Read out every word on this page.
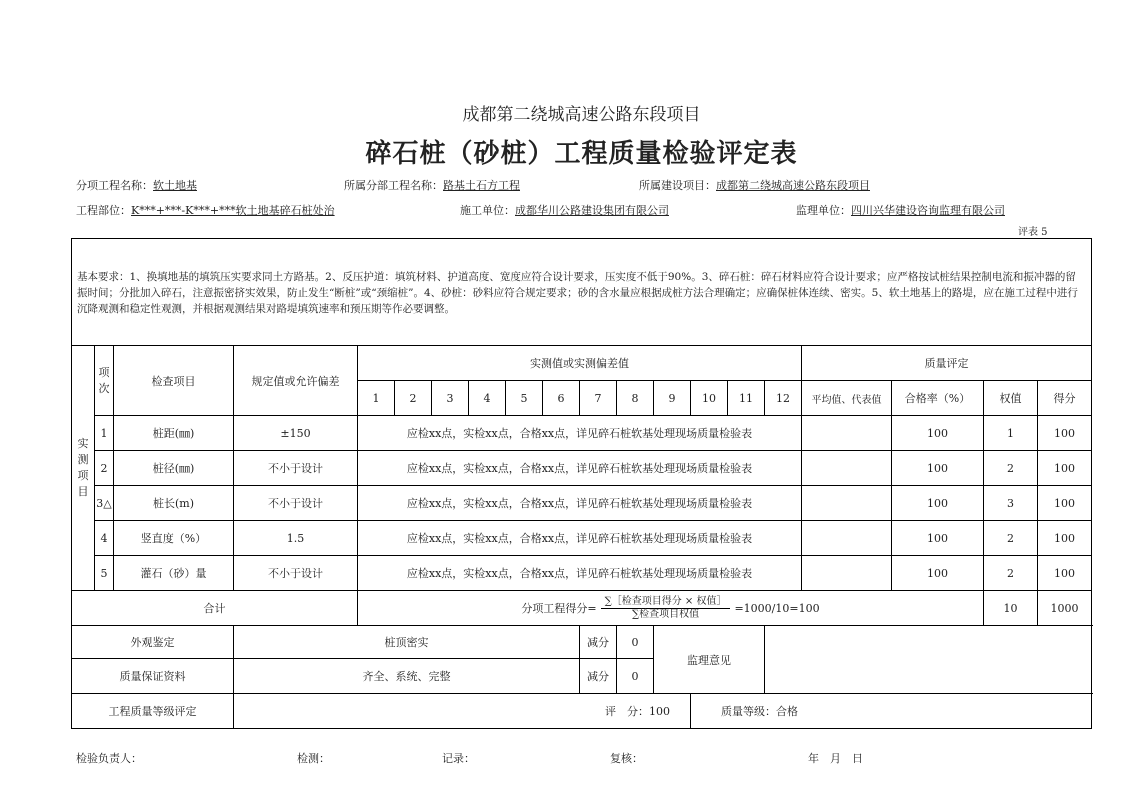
成都第二绕城高速公路东段项目
碎石桩（砂桩）工程质量检验评定表
分项工程名称：软土地基	所属分部工程名称：路基土石方工程	所属建设项目：成都第二绕城高速公路东段项目
工程部位：K***+***-K***+***软土地基碎石桩处治	施工单位：成都华川公路建设集团有限公司	监理单位：四川兴华建设咨询监理有限公司
评表 5
基本要求：1、换填地基的填筑压实要求同土方路基。2、反压护道：填筑材料、护道高度、宽度应符合设计要求，压实度不低于90%。3、碎石桩：碎石材料应符合设计要求；应严格按试桩结果控制电流和振冲器的留振时间；分批加入碎石，注意振密挤实效果，防止发生“断桩”或“颈缩桩”。4、砂桩：砂料应符合规定要求；砂的含水量应根据成桩方法合理确定；应确保桩体连续、密实。5、软土地基上的路堤，应在施工过程中进行沉降观测和稳定性观测，并根据观测结果对路堤填筑速率和预压期等作必要调整。																			
实测项目	项次	检查项目	规定值或允许偏差	实测值或实测偏差值												质量评定			
				1	2	3	4	5	6	7	8	9	10	11	12	平均值、代表值	合格率（%）	权值	得分
	1	桩距(㎜)	±150	应检xx点，实检xx点，合格xx点，详见碎石桩软基处理现场质量检验表													100	1	100
	2	桩径(㎜)	不小于设计	应检xx点，实检xx点，合格xx点，详见碎石桩软基处理现场质量检验表													100	2	100
	3△	桩长(m)	不小于设计	应检xx点，实检xx点，合格xx点，详见碎石桩软基处理现场质量检验表													100	3	100
	4	竖直度（%）	1.5	应检xx点，实检xx点，合格xx点，详见碎石桩软基处理现场质量检验表													100	2	100
	5	灌石（砂）量	不小于设计	应检xx点，实检xx点，合格xx点，详见碎石桩软基处理现场质量检验表													100	2	100
合计				分项工程得分= $\frac{\text{∑［检查项目得分 × 权值］}}{\text{∑检查项目权值}} =1000/10=100$														10	1000
外观鉴定			桩顶密实							减分	0	监理意见							
质量保证资料			齐全、系统、完整							减分	0								
工程质量等级评定			评　分：100										质量等级：合格						
检验负责人：	检测：	记录：	复核：	年　月　日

+--

Problem requirements:
Set the pictures aside and transcribe the data above exactly.

Output of the exercise:
Read out every word on this page.
成都第二绕城高速公路东段项目
碎石桩（砂桩）工程质量检验评定表
分项工程名称：软土地基	所属分部工程名称：路基土石方工程	所属建设项目：成都第二绕城高速公路东段项目
工程部位：K***+***-K***+***软土地基碎石桩处治	施工单位：成都华川公路建设集团有限公司	监理单位：四川兴华建设咨询监理有限公司
评表 5
基本要求：1、换填地基的填筑压实要求同土方路基。2、反压护道：填筑材料、护道高度、宽度应符合设计要求，压实度不低于90%。3、碎石桩：碎石材料应符合设计要求；应严格按试桩结果控制电流和振冲器的留振时间；分批加入碎石，注意振密挤实效果，防止发生“断桩”或“颈缩桩”。4、砂桩：砂料应符合规定要求；砂的含水量应根据成桩方法合理确定；应确保桩体连续、密实。5、软土地基上的路堤，应在施工过程中进行沉降观测和稳定性观测，并根据观测结果对路堤填筑速率和预压期等作必要调整。																			
实测项目	项次	检查项目	规定值或允许偏差	实测值或实测偏差值												质量评定			
				1	2	3	4	5	6	7	8	9	10	11	12	平均值、代表值	合格率（%）	权值	得分
	1	桩距(㎜)	±150	应检xx点，实检xx点，合格xx点，详见碎石桩软基处理现场质量检验表													100	1	100
	2	桩径(㎜)	不小于设计	应检xx点，实检xx点，合格xx点，详见碎石桩软基处理现场质量检验表													100	2	100
	3△	桩长(m)	不小于设计	应检xx点，实检xx点，合格xx点，详见碎石桩软基处理现场质量检验表													100	3	100
	4	竖直度（%）	1.5	应检xx点，实检xx点，合格xx点，详见碎石桩软基处理现场质量检验表													100	2	100
	5	灌石（砂）量	不小于设计	应检xx点，实检xx点，合格xx点，详见碎石桩软基处理现场质量检验表													100	2	100
合计				分项工程得分= $\frac{\text{∑［检查项目得分 × 权值］}}{\text{∑检查项目权值}} =1000/10=100$														10	1000
外观鉴定			桩顶密实							减分	0	监理意见							
质量保证资料			齐全、系统、完整							减分	0								
工程质量等级评定			评　分：100										质量等级：合格						
检验负责人：	检测：	记录：	复核：	年　月　日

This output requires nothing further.